**The task:** Every line of the material is to be repeated exactly as it stands.

-- Extracted records start --

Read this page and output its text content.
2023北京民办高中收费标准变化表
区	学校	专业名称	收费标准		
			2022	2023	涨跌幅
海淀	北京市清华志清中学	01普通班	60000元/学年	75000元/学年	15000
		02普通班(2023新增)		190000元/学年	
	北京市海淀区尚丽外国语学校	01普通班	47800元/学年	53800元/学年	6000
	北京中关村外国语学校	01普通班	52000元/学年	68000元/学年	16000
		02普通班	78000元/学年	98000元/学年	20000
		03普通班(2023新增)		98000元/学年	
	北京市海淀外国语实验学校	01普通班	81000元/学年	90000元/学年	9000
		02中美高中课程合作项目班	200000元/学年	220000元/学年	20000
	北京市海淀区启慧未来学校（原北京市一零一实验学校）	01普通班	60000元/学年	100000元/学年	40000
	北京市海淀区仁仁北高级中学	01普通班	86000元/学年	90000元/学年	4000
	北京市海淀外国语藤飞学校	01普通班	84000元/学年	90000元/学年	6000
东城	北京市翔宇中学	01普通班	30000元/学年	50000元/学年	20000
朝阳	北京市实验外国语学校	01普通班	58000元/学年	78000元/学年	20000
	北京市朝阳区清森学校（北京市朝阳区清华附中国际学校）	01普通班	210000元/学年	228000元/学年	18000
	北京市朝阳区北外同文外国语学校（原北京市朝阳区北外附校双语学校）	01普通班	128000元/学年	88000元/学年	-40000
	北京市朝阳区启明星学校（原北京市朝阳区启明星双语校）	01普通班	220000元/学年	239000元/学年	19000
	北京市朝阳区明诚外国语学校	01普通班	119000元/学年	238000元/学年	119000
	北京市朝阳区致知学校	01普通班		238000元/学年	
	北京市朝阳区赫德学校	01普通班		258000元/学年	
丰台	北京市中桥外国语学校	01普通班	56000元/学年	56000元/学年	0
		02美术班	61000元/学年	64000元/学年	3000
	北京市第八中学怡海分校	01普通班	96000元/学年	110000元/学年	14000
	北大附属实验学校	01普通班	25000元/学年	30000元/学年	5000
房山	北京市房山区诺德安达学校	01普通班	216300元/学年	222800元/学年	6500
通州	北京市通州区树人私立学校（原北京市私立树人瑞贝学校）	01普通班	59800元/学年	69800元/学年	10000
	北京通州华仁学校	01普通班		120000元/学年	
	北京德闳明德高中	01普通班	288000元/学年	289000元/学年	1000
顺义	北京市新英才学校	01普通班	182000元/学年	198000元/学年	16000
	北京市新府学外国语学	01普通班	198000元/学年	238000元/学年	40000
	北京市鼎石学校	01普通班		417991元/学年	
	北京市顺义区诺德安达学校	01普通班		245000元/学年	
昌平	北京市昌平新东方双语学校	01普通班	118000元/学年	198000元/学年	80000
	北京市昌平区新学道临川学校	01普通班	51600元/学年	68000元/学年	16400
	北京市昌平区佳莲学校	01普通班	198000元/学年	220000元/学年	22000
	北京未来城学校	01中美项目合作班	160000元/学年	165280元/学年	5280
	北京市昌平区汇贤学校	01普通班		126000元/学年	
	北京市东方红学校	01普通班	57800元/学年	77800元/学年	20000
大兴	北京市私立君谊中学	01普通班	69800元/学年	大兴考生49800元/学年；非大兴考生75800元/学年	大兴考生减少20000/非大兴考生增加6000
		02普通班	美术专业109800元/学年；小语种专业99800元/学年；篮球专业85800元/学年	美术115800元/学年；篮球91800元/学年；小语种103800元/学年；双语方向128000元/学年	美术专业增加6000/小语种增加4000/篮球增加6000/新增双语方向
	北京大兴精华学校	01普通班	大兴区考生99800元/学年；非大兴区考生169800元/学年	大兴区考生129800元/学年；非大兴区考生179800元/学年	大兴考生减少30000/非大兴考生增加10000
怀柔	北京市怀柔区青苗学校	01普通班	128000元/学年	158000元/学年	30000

-- Extracted records end --

**Correct output:**
Read this page and output its text content.
2023北京民办高中收费标准变化表
区	学校	专业名称	收费标准		
			2022	2023	涨跌幅
海淀	北京市清华志清中学	01普通班	60000元/学年	75000元/学年	15000
		02普通班(2023新增)		190000元/学年	
	北京市海淀区尚丽外国语学校	01普通班	47800元/学年	53800元/学年	6000
	北京中关村外国语学校	01普通班	52000元/学年	68000元/学年	16000
		02普通班	78000元/学年	98000元/学年	20000
		03普通班(2023新增)		98000元/学年	
	北京市海淀外国语实验学校	01普通班	81000元/学年	90000元/学年	9000
		02中美高中课程合作项目班	200000元/学年	220000元/学年	20000
	北京市海淀区启慧未来学校（原北京市一零一实验学校）	01普通班	60000元/学年	100000元/学年	40000
	北京市海淀区仁仁北高级中学	01普通班	86000元/学年	90000元/学年	4000
	北京市海淀外国语藤飞学校	01普通班	84000元/学年	90000元/学年	6000
东城	北京市翔宇中学	01普通班	30000元/学年	50000元/学年	20000
朝阳	北京市实验外国语学校	01普通班	58000元/学年	78000元/学年	20000
	北京市朝阳区清森学校（北京市朝阳区清华附中国际学校）	01普通班	210000元/学年	228000元/学年	18000
	北京市朝阳区北外同文外国语学校（原北京市朝阳区北外附校双语学校）	01普通班	128000元/学年	88000元/学年	-40000
	北京市朝阳区启明星学校（原北京市朝阳区启明星双语校）	01普通班	220000元/学年	239000元/学年	19000
	北京市朝阳区明诚外国语学校	01普通班	119000元/学年	238000元/学年	119000
	北京市朝阳区致知学校	01普通班		238000元/学年	
	北京市朝阳区赫德学校	01普通班		258000元/学年	
丰台	北京市中桥外国语学校	01普通班	56000元/学年	56000元/学年	0
		02美术班	61000元/学年	64000元/学年	3000
	北京市第八中学怡海分校	01普通班	96000元/学年	110000元/学年	14000
	北大附属实验学校	01普通班	25000元/学年	30000元/学年	5000
房山	北京市房山区诺德安达学校	01普通班	216300元/学年	222800元/学年	6500
通州	北京市通州区树人私立学校（原北京市私立树人瑞贝学校）	01普通班	59800元/学年	69800元/学年	10000
	北京通州华仁学校	01普通班		120000元/学年	
	北京德闳明德高中	01普通班	288000元/学年	289000元/学年	1000
顺义	北京市新英才学校	01普通班	182000元/学年	198000元/学年	16000
	北京市新府学外国语学	01普通班	198000元/学年	238000元/学年	40000
	北京市鼎石学校	01普通班		417991元/学年	
	北京市顺义区诺德安达学校	01普通班		245000元/学年	
昌平	北京市昌平新东方双语学校	01普通班	118000元/学年	198000元/学年	80000
	北京市昌平区新学道临川学校	01普通班	51600元/学年	68000元/学年	16400
	北京市昌平区佳莲学校	01普通班	198000元/学年	220000元/学年	22000
	北京未来城学校	01中美项目合作班	160000元/学年	165280元/学年	5280
	北京市昌平区汇贤学校	01普通班		126000元/学年	
	北京市东方红学校	01普通班	57800元/学年	77800元/学年	20000
大兴	北京市私立君谊中学	01普通班	69800元/学年	大兴考生49800元/学年；非大兴考生75800元/学年	大兴考生减少20000/非大兴考生增加6000
		02普通班	美术专业109800元/学年；小语种专业99800元/学年；篮球专业85800元/学年	美术115800元/学年；篮球91800元/学年；小语种103800元/学年；双语方向128000元/学年	美术专业增加6000/小语种增加4000/篮球增加6000/新增双语方向
	北京大兴精华学校	01普通班	大兴区考生99800元/学年；非大兴区考生169800元/学年	大兴区考生129800元/学年；非大兴区考生179800元/学年	大兴考生减少30000/非大兴考生增加10000
怀柔	北京市怀柔区青苗学校	01普通班	128000元/学年	158000元/学年	30000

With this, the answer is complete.